• [REQUIREMENT]:
Collect each line of the records containing the string "JSON".

(Dataset records)
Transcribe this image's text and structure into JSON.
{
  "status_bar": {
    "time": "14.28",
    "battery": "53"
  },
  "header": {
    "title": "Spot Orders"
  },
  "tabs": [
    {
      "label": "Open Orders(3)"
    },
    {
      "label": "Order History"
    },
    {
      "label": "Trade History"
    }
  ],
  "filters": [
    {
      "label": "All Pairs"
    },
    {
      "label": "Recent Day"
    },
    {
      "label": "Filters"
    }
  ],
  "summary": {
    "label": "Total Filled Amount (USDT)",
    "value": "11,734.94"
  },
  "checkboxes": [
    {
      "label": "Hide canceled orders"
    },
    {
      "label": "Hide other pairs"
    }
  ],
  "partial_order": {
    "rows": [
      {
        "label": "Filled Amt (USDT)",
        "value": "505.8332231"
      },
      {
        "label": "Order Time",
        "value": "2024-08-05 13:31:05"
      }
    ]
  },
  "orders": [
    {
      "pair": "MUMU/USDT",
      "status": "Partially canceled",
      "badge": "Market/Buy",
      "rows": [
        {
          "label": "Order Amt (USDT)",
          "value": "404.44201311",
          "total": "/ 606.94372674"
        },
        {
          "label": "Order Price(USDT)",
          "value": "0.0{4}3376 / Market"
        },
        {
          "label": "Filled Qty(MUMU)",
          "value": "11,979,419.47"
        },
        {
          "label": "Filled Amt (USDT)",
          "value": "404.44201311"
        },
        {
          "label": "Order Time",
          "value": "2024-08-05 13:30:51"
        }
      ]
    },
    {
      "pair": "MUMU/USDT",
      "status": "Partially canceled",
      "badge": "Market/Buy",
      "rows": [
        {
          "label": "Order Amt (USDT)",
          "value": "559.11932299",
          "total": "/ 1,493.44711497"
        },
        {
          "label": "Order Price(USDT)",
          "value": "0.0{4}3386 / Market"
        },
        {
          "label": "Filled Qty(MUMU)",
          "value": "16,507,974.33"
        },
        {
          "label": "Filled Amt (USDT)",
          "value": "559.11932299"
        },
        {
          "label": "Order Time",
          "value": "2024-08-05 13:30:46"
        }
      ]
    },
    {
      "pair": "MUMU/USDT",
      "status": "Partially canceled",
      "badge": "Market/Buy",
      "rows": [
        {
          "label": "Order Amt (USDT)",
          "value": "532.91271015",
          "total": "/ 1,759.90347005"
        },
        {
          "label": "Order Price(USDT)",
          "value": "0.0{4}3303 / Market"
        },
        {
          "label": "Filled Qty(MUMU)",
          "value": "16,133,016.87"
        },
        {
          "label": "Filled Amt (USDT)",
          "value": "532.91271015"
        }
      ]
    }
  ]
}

--

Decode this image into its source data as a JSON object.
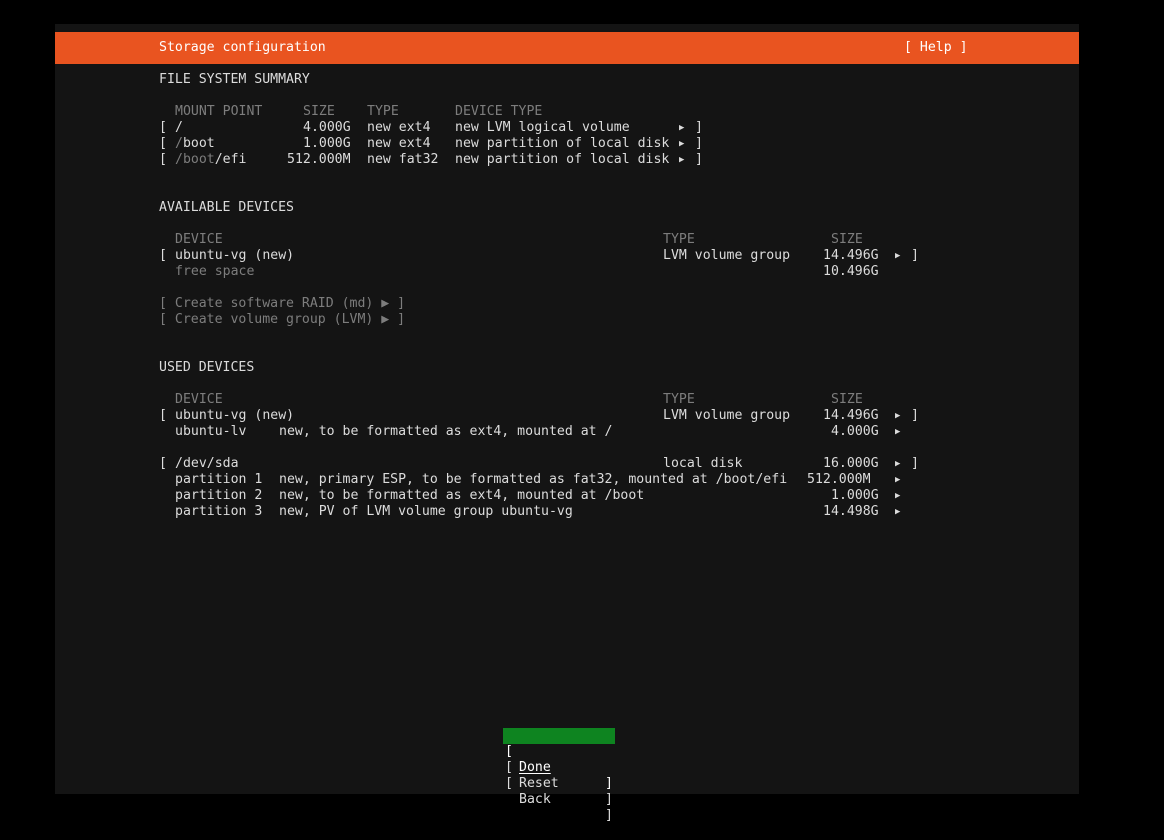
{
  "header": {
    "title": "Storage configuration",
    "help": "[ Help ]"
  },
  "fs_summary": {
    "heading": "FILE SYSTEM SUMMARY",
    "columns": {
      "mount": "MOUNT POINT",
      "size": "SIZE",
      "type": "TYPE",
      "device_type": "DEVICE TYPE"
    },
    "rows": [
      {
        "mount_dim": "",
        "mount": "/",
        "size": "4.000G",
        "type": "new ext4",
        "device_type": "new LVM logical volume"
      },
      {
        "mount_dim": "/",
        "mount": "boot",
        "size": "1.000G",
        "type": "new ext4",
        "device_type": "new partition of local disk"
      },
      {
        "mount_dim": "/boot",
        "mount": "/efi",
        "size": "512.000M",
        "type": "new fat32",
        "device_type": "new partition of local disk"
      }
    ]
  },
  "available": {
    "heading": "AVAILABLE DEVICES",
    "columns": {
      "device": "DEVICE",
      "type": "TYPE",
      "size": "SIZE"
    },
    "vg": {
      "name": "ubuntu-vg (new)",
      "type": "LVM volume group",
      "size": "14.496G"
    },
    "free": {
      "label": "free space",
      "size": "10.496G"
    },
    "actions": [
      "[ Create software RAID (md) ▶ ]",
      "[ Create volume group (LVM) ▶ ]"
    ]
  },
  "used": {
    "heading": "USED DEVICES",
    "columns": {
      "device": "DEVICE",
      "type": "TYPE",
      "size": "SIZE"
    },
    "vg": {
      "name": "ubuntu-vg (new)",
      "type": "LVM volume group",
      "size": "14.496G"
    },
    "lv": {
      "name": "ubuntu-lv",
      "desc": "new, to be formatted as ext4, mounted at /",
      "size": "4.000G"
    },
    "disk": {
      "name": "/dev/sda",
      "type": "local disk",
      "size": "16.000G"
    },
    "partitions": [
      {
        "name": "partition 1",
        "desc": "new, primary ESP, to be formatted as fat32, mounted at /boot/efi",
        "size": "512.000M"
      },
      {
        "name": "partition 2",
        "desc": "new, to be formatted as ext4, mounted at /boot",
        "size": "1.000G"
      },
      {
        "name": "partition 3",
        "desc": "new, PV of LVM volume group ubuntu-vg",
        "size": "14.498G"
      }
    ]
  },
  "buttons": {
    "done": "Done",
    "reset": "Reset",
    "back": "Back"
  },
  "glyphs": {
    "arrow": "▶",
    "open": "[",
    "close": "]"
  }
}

• [COMPLETED EXERCISE]:
Transcribe this image's text and structure into JSON.
Decode this image into its source data as a JSON object.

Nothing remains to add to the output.